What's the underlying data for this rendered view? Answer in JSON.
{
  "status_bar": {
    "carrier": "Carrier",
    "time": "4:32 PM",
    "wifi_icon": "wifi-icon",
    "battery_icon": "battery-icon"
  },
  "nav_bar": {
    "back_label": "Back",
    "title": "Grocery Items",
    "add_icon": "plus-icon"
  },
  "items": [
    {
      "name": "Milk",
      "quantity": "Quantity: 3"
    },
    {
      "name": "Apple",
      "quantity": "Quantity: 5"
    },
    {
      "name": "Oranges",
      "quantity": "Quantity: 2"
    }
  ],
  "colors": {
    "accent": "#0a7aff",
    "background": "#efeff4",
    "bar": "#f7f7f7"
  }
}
###
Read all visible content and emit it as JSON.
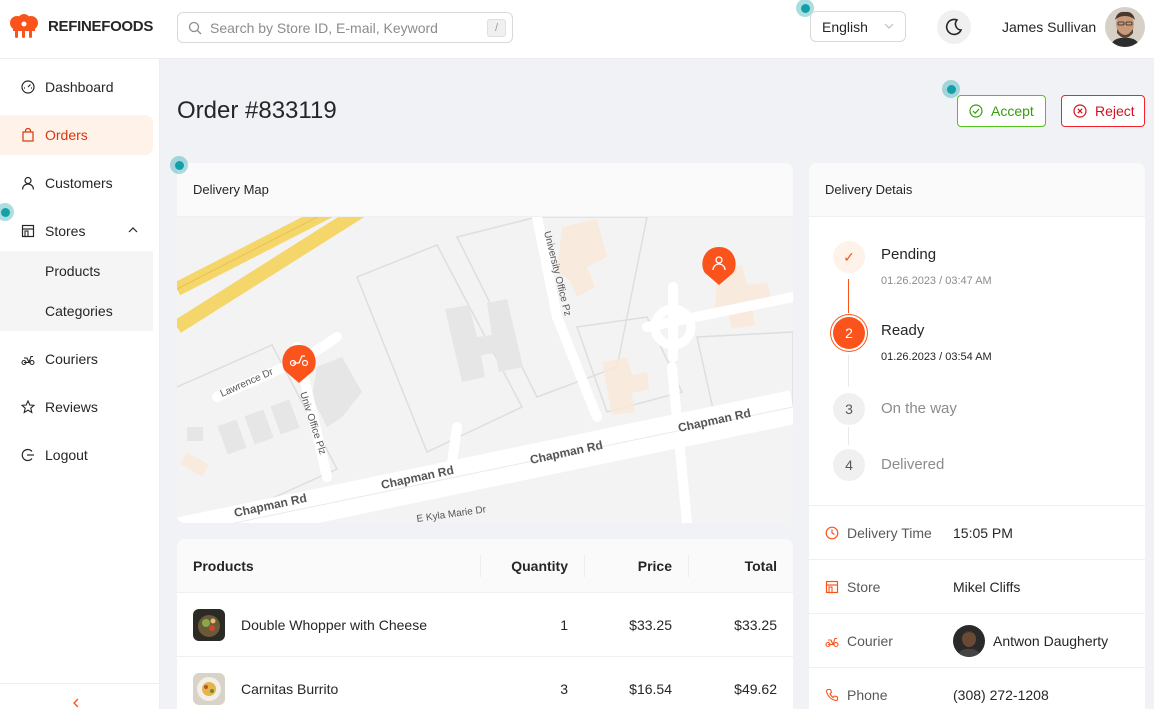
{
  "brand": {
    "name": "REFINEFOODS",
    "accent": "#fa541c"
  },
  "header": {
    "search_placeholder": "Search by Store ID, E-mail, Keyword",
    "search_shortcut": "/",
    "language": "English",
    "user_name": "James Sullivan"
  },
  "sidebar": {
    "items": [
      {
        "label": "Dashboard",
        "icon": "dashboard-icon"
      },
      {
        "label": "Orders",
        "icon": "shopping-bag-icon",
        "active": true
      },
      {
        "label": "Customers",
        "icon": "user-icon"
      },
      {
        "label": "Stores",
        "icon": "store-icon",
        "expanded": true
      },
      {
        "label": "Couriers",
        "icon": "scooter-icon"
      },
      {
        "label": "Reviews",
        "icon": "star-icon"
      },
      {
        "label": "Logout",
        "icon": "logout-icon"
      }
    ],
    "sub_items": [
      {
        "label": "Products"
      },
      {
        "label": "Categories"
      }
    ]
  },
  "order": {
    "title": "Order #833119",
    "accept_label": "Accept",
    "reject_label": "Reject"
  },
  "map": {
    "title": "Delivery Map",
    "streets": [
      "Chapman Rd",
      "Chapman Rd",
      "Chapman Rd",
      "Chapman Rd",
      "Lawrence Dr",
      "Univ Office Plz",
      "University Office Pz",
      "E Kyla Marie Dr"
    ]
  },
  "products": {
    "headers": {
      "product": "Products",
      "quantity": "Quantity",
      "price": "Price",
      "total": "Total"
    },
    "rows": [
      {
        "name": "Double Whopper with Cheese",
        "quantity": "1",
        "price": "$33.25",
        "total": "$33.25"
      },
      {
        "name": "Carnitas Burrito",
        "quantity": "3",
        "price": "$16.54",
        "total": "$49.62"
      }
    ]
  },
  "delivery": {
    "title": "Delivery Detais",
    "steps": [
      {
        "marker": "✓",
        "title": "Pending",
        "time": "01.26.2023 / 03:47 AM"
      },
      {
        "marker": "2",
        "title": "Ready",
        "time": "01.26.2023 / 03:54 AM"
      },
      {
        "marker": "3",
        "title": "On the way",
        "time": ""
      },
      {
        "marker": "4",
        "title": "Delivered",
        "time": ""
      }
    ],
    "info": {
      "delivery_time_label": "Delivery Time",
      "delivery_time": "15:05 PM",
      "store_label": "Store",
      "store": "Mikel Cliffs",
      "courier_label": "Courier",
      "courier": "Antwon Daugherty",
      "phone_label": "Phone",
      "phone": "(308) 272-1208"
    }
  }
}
###
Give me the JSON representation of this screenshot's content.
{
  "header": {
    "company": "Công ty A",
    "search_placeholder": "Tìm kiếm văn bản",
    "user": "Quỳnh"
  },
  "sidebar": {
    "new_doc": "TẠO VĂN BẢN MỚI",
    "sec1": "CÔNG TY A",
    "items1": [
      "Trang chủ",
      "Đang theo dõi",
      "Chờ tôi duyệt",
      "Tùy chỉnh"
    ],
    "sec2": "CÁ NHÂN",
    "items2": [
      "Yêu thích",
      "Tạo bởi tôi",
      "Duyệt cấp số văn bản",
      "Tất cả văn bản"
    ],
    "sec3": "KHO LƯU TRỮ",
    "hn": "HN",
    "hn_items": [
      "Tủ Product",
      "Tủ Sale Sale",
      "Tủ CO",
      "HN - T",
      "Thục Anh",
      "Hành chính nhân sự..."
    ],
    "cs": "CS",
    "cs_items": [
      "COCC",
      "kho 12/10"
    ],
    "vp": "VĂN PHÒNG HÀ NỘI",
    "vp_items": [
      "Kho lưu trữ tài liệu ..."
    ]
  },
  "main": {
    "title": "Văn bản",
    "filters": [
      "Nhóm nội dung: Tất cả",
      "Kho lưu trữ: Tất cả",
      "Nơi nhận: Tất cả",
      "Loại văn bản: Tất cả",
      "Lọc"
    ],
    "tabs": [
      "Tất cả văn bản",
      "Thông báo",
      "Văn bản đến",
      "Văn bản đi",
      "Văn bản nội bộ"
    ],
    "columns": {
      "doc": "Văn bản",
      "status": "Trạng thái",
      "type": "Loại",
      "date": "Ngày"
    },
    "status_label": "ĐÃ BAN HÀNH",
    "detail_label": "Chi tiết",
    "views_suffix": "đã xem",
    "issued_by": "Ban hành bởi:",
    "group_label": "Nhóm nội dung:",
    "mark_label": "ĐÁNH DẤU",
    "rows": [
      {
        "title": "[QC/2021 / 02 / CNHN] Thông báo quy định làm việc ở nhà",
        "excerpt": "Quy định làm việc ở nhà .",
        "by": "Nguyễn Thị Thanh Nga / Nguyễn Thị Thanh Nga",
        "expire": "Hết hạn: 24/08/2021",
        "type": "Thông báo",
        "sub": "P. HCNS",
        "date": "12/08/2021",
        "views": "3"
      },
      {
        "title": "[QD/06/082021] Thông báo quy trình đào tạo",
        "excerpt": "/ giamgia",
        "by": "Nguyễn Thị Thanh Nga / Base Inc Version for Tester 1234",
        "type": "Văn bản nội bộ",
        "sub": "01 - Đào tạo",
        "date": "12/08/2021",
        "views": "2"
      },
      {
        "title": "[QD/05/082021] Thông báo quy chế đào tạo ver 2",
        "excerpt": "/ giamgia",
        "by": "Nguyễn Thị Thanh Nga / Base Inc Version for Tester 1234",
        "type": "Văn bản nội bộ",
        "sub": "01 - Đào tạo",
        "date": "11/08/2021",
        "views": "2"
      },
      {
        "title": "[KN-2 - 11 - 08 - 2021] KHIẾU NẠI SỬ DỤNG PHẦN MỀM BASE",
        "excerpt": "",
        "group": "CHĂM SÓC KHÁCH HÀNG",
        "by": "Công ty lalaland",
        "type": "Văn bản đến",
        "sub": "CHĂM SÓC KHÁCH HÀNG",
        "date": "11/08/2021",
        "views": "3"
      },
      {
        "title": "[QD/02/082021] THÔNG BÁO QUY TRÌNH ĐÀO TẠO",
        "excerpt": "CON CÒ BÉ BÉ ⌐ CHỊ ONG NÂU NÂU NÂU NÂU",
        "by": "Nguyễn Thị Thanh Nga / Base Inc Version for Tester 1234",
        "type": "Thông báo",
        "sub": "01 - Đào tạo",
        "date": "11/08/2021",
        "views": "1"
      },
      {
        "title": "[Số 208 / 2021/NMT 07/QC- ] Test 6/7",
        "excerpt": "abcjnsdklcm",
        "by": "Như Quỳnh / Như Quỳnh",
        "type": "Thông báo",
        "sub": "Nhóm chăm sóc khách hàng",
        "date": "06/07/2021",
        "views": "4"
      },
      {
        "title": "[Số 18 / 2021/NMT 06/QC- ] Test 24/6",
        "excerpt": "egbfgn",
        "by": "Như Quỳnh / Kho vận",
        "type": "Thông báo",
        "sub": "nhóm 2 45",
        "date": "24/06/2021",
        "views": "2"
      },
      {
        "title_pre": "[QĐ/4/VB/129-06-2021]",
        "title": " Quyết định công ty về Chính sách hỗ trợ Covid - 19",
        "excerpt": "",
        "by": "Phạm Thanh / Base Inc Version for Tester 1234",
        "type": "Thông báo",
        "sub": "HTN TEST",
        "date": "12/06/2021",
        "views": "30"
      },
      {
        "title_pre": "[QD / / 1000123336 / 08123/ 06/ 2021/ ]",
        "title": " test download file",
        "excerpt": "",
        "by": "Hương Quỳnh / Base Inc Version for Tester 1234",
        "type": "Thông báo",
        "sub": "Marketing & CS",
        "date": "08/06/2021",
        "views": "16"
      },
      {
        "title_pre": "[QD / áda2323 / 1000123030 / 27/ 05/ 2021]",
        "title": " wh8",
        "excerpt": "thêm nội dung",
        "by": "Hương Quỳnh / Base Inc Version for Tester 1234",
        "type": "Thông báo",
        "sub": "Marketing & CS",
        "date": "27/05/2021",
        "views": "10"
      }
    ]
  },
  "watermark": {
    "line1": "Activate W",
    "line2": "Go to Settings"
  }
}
###
PROBLEM TO SOLVE: Read through the data and copy every line where "định" shows up.

CORRECT OUTPUT:
        "title": "[QC/2021 / 02 / CNHN] Thông báo quy định làm việc ở nhà",
        "excerpt": "Quy định làm việc ở nhà .",
        "title": " Quyết định công ty về Chính sách hỗ trợ Covid - 19",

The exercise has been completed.